--- start of Exercise materials ---

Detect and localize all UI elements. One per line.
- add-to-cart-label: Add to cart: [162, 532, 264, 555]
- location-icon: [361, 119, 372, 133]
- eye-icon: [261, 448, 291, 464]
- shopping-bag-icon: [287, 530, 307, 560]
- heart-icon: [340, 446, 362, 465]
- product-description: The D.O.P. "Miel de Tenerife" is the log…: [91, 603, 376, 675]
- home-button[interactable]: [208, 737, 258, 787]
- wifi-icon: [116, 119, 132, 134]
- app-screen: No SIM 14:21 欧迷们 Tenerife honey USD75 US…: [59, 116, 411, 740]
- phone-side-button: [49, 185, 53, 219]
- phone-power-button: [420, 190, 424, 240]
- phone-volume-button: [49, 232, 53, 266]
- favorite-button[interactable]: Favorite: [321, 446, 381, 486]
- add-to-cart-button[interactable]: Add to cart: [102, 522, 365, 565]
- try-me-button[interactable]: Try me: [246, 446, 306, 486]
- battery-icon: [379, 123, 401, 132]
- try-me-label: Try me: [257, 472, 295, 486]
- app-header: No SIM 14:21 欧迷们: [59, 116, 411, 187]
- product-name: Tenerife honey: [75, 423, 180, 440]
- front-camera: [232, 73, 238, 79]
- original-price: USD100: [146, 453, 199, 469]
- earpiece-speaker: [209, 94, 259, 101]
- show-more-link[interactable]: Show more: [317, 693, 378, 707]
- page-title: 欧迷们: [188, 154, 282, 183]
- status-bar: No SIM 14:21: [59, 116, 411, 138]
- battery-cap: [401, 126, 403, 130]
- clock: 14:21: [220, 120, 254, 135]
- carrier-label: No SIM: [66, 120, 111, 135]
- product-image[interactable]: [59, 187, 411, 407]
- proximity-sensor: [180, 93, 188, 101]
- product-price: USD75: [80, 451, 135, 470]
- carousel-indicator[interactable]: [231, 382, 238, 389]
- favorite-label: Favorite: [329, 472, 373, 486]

--- end of Exercise materials ---

Task to complete:
Please retype every one of the records above without any changes.

Solution to the problem:
Detect and localize all UI elements. One per line.
- add-to-cart-label: Add to cart: [162, 532, 264, 555]
- location-icon: [361, 119, 372, 133]
- eye-icon: [261, 448, 291, 464]
- shopping-bag-icon: [287, 530, 307, 560]
- heart-icon: [340, 446, 362, 465]
- product-description: The D.O.P. "Miel de Tenerife" is the log…: [91, 603, 376, 675]
- home-button[interactable]: [208, 737, 258, 787]
- wifi-icon: [116, 119, 132, 134]
- app-screen: No SIM 14:21 欧迷们 Tenerife honey USD75 US…: [59, 116, 411, 740]
- phone-side-button: [49, 185, 53, 219]
- phone-power-button: [420, 190, 424, 240]
- phone-volume-button: [49, 232, 53, 266]
- favorite-button[interactable]: Favorite: [321, 446, 381, 486]
- add-to-cart-button[interactable]: Add to cart: [102, 522, 365, 565]
- try-me-button[interactable]: Try me: [246, 446, 306, 486]
- battery-icon: [379, 123, 401, 132]
- try-me-label: Try me: [257, 472, 295, 486]
- app-header: No SIM 14:21 欧迷们: [59, 116, 411, 187]
- product-name: Tenerife honey: [75, 423, 180, 440]
- front-camera: [232, 73, 238, 79]
- original-price: USD100: [146, 453, 199, 469]
- earpiece-speaker: [209, 94, 259, 101]
- show-more-link[interactable]: Show more: [317, 693, 378, 707]
- page-title: 欧迷们: [188, 154, 282, 183]
- status-bar: No SIM 14:21: [59, 116, 411, 138]
- battery-cap: [401, 126, 403, 130]
- clock: 14:21: [220, 120, 254, 135]
- carrier-label: No SIM: [66, 120, 111, 135]
- product-image[interactable]: [59, 187, 411, 407]
- proximity-sensor: [180, 93, 188, 101]
- product-price: USD75: [80, 451, 135, 470]
- carousel-indicator[interactable]: [231, 382, 238, 389]
- favorite-label: Favorite: [329, 472, 373, 486]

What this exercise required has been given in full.